Task goal: Please list all lines of the material below in which the string "JSON" occurs.

— BEGIN Data —

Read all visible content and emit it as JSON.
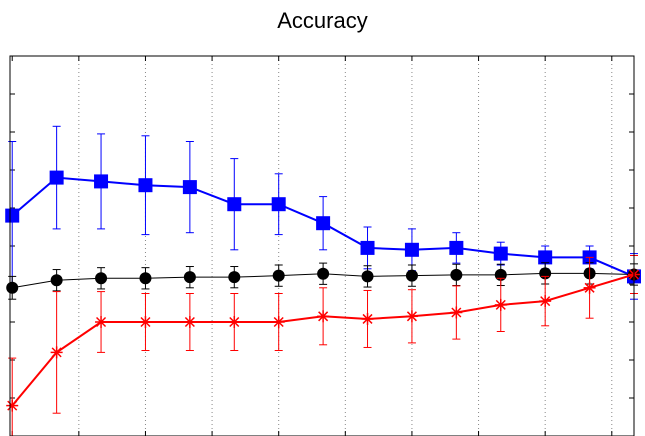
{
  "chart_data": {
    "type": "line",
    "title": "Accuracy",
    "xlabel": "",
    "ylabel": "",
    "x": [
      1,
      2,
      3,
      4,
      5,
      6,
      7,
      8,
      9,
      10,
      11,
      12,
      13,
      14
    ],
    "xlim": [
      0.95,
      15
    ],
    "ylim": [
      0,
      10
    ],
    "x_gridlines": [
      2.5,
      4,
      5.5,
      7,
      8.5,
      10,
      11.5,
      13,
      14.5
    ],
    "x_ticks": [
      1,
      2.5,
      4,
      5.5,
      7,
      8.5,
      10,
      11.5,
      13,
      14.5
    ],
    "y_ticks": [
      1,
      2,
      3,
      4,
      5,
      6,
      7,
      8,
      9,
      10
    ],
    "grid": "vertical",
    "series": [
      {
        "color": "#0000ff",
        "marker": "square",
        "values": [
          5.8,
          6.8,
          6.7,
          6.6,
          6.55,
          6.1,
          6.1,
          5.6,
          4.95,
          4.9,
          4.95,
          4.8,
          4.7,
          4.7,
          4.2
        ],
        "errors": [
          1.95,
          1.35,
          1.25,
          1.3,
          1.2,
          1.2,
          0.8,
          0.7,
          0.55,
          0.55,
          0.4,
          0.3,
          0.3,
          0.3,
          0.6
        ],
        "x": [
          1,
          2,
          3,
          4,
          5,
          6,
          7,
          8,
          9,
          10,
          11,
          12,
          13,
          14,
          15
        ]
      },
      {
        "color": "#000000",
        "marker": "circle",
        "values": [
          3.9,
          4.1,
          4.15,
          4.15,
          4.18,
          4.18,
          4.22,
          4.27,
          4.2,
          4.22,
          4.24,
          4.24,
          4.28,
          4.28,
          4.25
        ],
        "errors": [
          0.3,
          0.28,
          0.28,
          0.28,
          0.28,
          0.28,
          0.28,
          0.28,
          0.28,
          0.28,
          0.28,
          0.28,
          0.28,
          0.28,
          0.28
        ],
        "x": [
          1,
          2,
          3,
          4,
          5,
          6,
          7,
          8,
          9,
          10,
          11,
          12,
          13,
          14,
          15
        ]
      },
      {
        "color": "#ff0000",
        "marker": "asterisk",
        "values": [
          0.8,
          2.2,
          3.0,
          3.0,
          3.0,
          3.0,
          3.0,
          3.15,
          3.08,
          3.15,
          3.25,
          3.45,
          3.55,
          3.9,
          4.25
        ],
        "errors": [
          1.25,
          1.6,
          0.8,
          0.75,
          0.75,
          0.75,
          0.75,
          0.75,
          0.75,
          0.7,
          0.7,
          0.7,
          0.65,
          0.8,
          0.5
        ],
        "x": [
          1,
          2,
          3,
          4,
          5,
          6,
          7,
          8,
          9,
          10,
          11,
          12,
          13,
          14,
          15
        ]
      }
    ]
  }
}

— END Data —
— BEGIN Data —

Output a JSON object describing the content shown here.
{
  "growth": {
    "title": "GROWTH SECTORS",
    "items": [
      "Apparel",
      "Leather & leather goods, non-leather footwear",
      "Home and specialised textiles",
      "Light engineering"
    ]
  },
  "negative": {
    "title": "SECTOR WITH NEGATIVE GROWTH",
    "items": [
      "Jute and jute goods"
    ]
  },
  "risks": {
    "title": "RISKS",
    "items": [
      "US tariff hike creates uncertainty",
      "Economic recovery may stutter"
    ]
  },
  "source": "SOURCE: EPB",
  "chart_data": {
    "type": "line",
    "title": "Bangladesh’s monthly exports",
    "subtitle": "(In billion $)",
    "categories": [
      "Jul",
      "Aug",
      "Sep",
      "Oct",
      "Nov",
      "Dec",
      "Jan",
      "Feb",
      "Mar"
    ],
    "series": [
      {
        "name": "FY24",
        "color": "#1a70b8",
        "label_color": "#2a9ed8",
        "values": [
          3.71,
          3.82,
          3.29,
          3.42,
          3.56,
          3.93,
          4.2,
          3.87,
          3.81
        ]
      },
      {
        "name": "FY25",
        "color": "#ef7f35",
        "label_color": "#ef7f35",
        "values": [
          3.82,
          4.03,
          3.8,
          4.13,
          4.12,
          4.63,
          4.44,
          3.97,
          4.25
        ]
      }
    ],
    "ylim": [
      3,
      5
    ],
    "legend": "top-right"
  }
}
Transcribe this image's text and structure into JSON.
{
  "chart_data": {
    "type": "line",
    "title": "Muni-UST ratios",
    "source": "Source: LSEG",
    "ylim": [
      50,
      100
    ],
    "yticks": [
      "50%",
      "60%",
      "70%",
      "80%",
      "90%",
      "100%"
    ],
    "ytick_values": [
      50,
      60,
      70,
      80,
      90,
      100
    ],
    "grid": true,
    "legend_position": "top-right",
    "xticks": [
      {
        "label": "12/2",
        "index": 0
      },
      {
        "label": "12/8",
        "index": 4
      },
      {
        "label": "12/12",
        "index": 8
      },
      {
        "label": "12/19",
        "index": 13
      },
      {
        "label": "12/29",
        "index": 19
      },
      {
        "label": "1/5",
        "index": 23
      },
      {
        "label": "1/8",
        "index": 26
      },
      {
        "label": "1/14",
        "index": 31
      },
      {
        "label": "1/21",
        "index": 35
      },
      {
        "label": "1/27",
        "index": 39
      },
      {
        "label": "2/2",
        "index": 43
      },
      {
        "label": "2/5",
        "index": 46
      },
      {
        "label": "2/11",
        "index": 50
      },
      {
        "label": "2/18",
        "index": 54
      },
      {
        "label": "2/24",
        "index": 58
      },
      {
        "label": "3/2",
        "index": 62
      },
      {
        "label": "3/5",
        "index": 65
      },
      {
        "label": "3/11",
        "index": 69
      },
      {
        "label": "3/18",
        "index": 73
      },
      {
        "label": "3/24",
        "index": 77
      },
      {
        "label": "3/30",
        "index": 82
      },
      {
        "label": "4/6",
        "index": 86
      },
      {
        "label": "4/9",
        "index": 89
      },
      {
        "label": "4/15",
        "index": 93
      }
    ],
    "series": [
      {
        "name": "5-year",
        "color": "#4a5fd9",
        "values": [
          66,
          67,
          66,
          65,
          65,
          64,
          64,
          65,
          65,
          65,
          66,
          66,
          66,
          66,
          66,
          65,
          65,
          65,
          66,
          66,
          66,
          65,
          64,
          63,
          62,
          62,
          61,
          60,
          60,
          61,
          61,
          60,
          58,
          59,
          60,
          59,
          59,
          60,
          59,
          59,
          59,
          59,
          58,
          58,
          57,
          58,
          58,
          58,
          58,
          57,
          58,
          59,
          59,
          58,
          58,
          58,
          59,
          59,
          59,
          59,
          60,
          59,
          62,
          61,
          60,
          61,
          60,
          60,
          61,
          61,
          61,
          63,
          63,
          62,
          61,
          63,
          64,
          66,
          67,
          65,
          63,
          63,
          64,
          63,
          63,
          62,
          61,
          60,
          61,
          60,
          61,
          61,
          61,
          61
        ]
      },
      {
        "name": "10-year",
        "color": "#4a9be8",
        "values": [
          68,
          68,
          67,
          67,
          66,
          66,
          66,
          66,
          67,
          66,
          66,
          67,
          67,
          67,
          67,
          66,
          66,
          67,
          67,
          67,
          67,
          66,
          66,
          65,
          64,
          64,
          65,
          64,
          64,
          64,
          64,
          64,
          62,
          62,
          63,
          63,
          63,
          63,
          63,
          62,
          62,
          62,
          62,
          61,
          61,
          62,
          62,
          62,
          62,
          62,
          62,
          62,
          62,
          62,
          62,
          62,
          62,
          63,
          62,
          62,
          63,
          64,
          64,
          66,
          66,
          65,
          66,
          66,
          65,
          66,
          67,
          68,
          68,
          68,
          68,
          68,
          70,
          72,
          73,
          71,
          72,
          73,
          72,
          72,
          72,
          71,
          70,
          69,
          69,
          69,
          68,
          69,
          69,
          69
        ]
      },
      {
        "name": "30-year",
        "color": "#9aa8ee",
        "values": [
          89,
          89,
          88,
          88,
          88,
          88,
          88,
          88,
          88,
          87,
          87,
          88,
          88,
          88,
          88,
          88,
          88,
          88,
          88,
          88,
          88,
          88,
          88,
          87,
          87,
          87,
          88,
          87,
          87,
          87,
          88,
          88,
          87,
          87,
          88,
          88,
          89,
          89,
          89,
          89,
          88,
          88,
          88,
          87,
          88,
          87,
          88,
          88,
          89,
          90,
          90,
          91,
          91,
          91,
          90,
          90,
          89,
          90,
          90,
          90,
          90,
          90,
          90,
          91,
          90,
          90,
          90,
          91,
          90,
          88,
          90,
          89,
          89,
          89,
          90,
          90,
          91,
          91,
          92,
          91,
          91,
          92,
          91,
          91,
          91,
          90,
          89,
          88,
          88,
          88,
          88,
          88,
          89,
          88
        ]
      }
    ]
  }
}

— END Data —
— BEGIN Data —

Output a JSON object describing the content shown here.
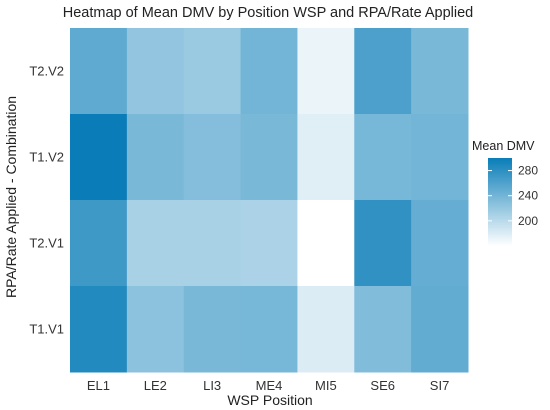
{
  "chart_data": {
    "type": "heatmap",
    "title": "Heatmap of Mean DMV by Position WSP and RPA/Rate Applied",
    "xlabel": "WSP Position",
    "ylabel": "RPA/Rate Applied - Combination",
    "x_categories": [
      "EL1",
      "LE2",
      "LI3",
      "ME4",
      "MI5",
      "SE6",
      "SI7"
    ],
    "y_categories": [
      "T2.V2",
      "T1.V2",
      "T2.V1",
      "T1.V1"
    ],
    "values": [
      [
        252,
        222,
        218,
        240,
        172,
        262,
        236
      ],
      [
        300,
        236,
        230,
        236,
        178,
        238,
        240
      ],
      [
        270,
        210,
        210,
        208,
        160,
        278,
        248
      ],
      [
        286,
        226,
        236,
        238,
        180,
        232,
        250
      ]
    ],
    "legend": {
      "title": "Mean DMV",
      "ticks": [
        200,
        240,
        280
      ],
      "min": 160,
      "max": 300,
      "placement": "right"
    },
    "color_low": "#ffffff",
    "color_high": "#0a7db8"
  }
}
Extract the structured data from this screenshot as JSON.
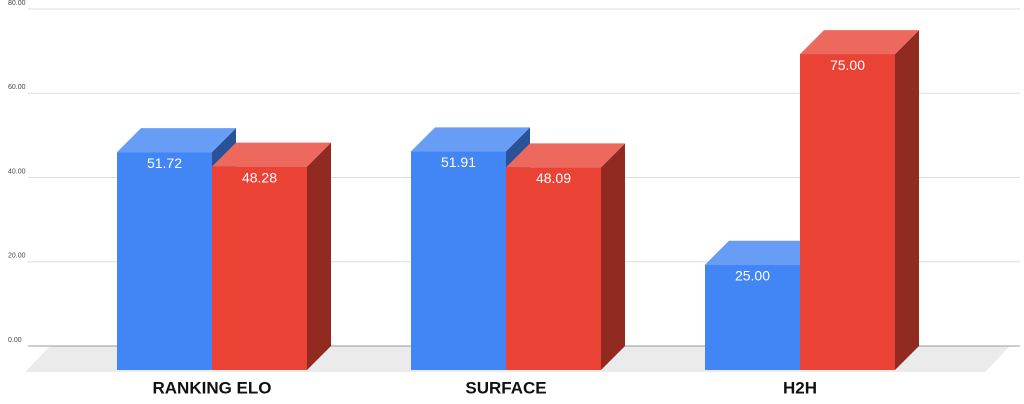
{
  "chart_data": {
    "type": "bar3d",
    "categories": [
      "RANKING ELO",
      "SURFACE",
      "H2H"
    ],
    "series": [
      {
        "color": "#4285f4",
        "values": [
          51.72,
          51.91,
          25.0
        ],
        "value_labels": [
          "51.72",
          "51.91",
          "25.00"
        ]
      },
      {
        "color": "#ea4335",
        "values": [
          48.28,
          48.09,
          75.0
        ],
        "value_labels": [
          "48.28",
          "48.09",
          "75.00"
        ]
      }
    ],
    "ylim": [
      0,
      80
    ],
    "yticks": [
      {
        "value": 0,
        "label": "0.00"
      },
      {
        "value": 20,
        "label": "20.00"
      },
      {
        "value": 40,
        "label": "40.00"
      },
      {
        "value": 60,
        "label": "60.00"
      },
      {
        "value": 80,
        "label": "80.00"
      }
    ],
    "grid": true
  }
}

— END Data —

Result below:
Read all visible content and emit it as JSON.
Output a JSON object describing the content shown here.
Transcribe this image's text and structure into JSON.
Output a JSON object describing the content shown here.
Extract the structured data from this screenshot as JSON.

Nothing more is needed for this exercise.